### What the exercise asks
Reproduce the lines verbatim, beginning at the line that contains "give me the" and stopping after the line that contains "516, 1381, 562]". Leave the pictures out of your answer.
--- START Data excerpts ---
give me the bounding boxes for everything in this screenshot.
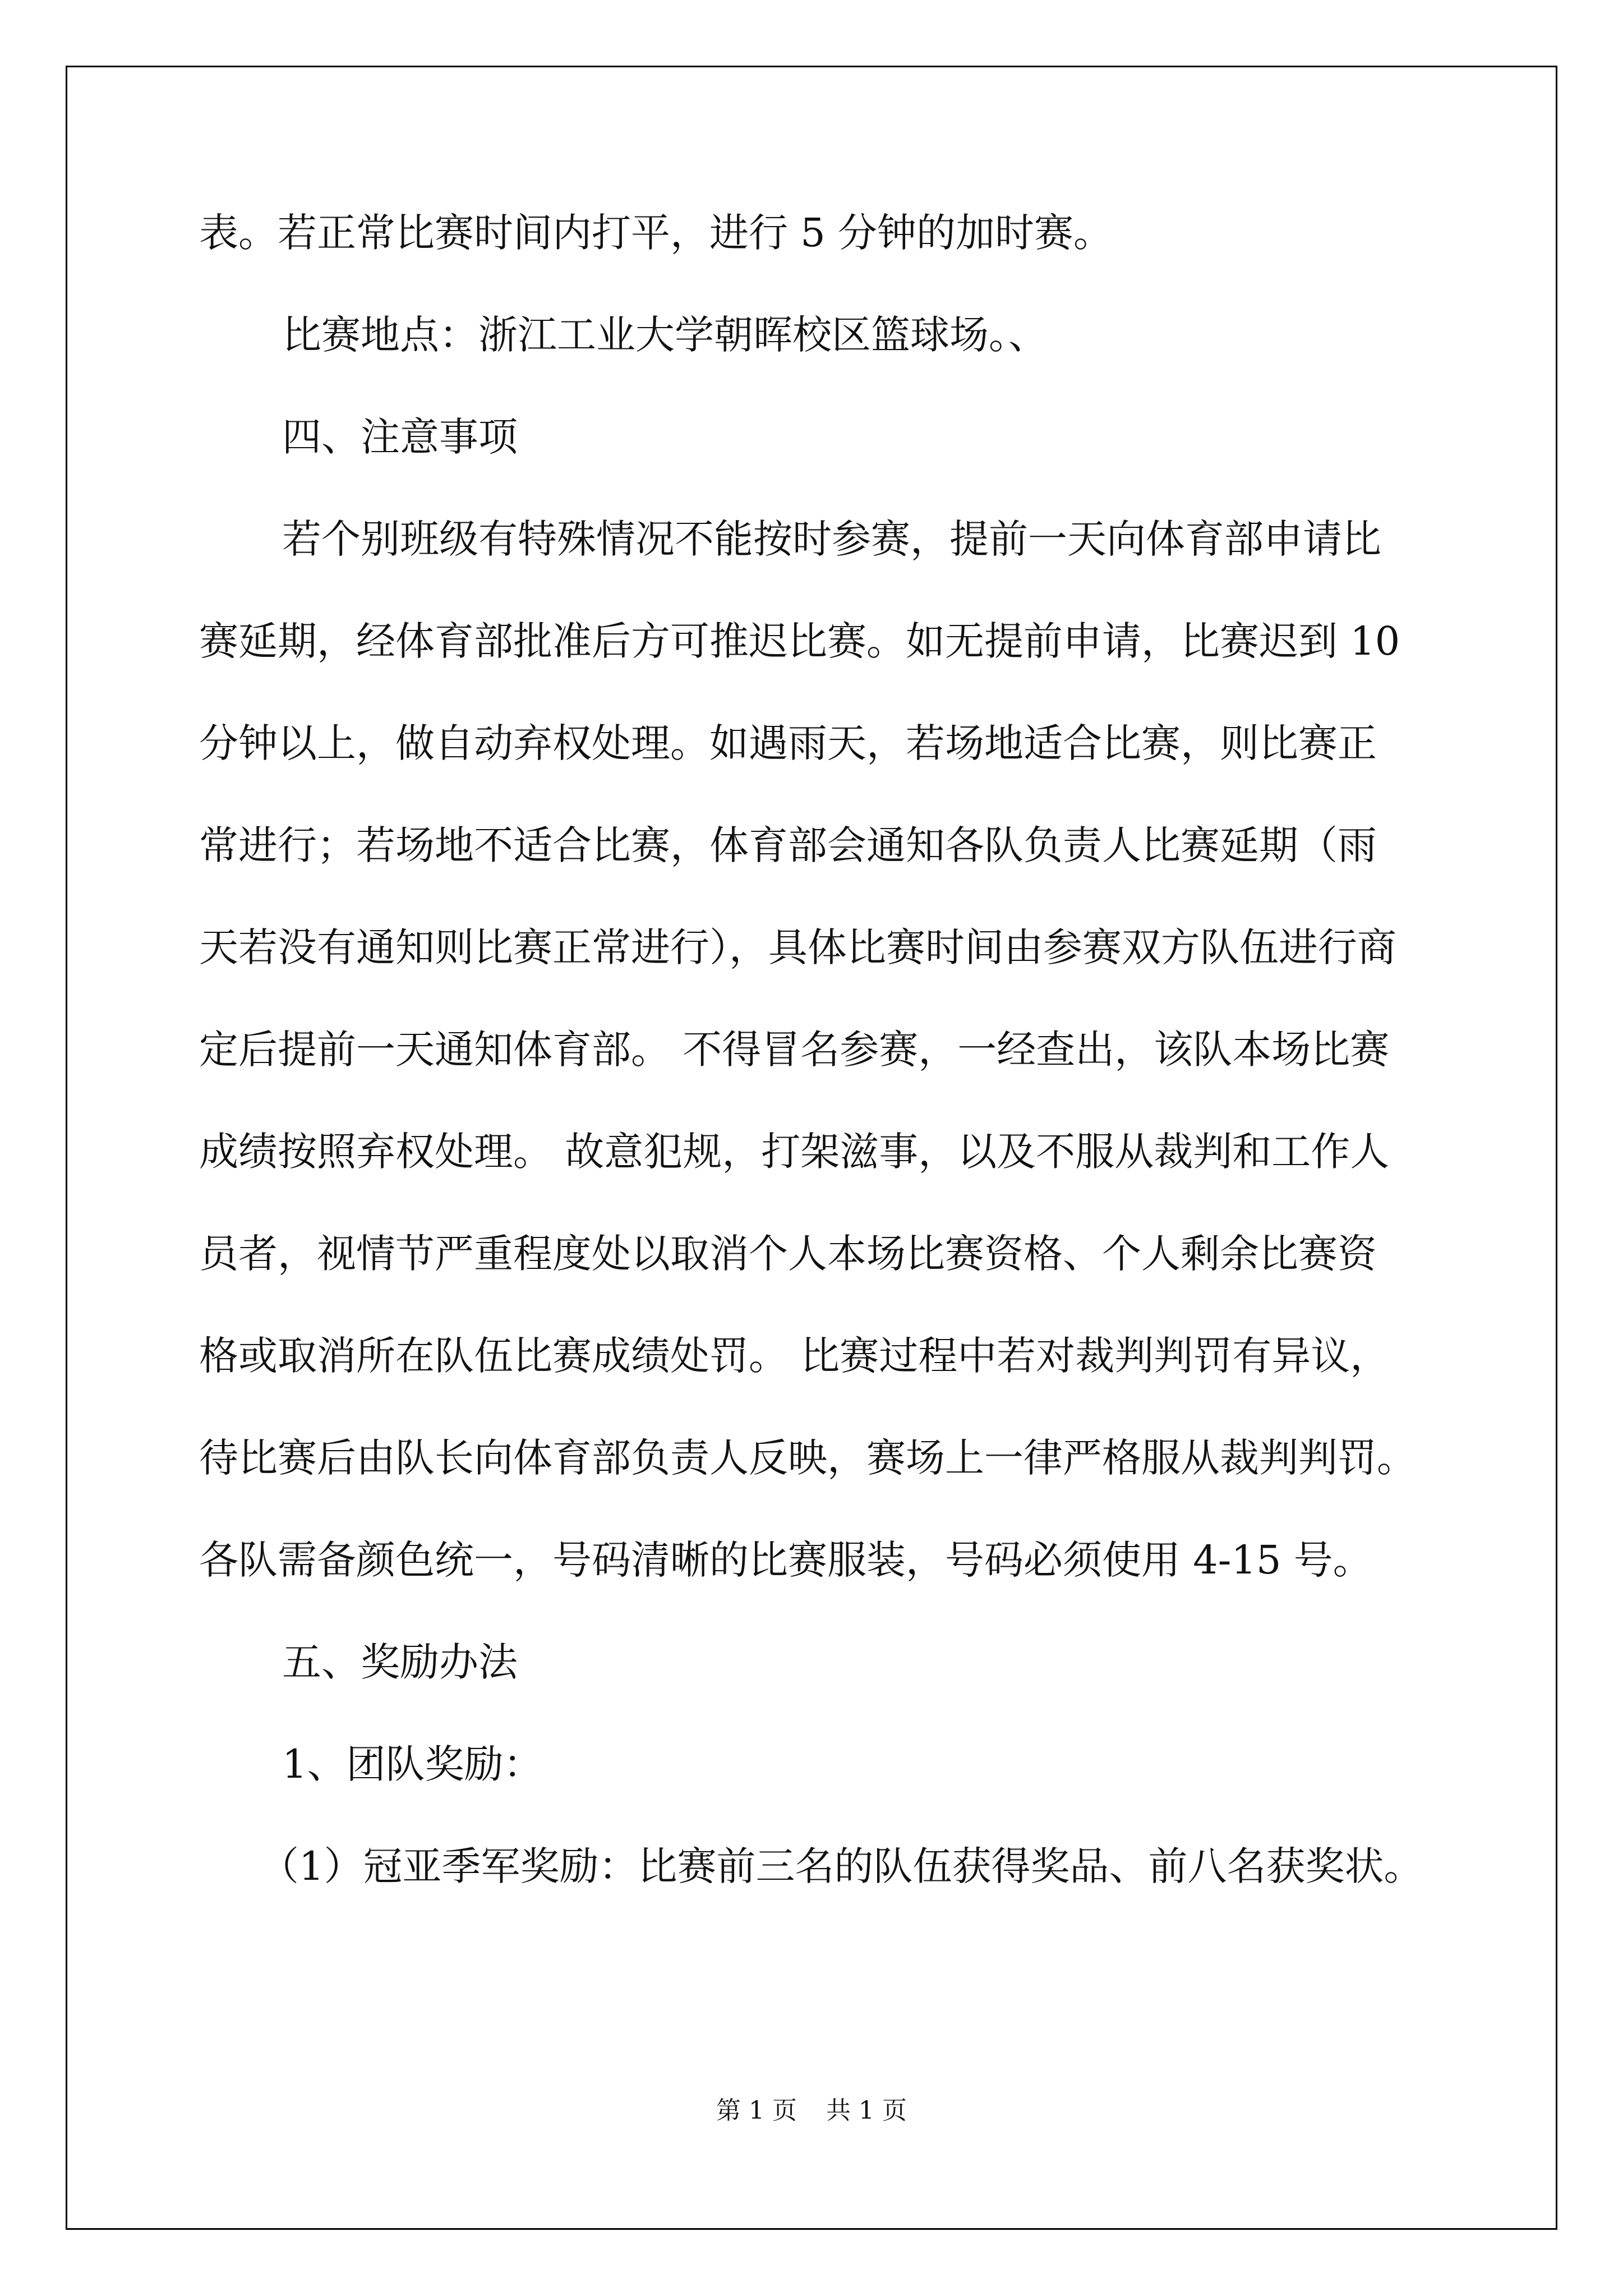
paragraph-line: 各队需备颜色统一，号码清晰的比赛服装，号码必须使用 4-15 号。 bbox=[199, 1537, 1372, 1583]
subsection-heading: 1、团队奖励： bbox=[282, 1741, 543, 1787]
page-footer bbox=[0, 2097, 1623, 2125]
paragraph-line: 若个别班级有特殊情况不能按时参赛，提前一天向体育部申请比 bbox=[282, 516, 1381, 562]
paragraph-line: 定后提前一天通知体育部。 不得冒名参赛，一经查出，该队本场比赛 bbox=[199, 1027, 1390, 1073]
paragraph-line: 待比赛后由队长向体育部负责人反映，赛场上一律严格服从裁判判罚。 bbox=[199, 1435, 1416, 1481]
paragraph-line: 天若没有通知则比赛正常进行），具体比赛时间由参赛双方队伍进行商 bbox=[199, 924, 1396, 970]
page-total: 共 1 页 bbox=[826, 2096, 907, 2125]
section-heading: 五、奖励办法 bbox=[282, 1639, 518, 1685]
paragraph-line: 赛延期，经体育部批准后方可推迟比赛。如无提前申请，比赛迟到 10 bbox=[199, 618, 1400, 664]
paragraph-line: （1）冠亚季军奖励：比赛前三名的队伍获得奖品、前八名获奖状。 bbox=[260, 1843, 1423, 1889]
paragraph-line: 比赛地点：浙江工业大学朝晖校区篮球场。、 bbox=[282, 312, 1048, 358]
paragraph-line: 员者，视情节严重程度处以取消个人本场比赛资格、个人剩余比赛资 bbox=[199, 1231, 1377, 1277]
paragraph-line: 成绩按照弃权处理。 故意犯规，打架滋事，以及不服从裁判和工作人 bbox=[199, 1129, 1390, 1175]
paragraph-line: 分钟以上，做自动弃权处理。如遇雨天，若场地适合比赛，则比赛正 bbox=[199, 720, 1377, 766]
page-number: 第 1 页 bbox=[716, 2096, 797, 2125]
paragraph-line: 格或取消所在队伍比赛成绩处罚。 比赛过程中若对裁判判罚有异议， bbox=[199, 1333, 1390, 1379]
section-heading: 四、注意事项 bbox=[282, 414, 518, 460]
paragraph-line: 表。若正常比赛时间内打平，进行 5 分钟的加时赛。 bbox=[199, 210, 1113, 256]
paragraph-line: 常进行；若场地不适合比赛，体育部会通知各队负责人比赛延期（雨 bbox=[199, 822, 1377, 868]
--- END Data excerpts ---
--- START Data excerpts ---
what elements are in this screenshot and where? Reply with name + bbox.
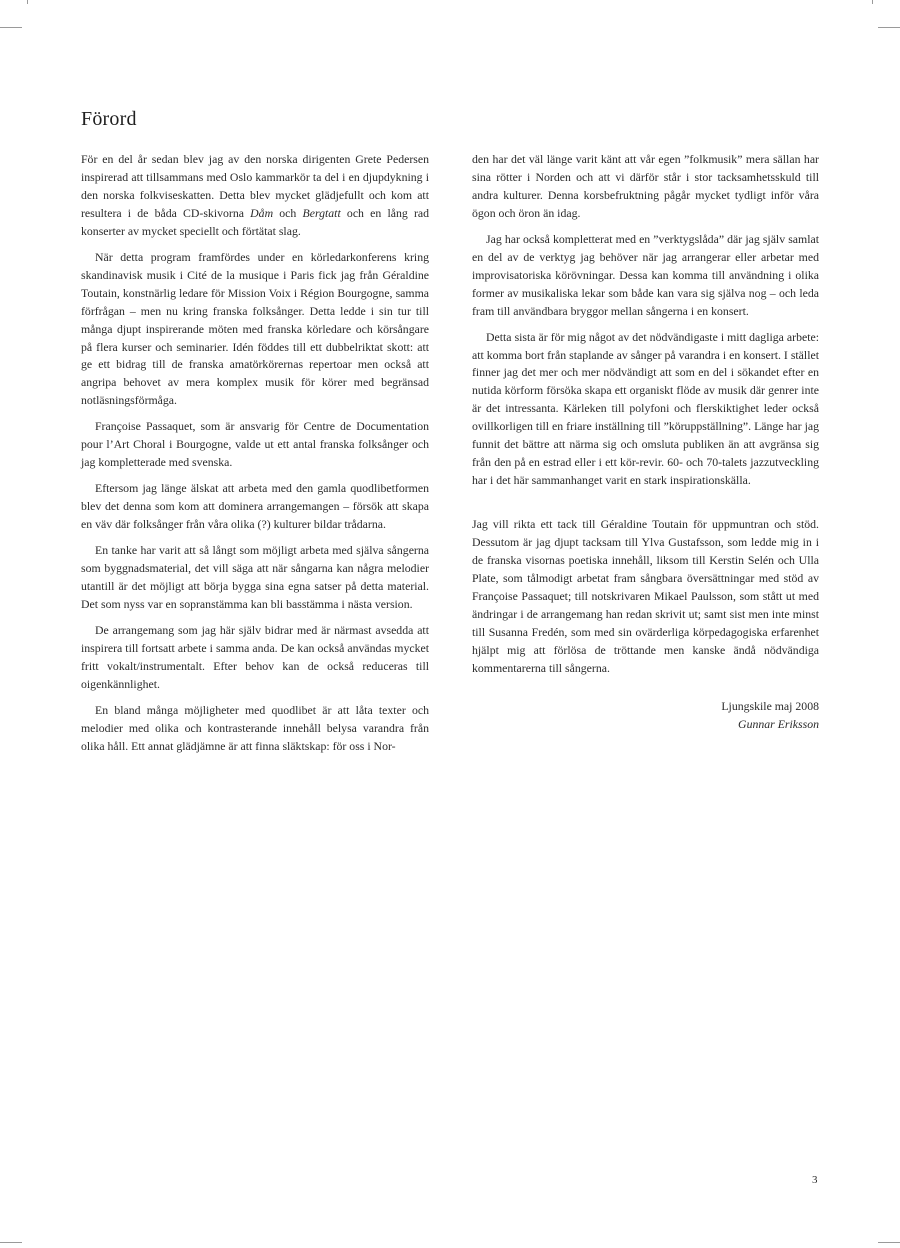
--- END Data excerpts ---
### Result for this exercise
give me the bounding boxes for everything in this screenshot.
paragraph-line: 各队需备颜色统一，号码清晰的比赛服装，号码必须使用 4-15 号。 bbox=[199, 1537, 1372, 1583]
subsection-heading: 1、团队奖励： bbox=[282, 1741, 543, 1787]
page-footer bbox=[0, 2097, 1623, 2125]
paragraph-line: 若个别班级有特殊情况不能按时参赛，提前一天向体育部申请比 bbox=[282, 516, 1381, 562]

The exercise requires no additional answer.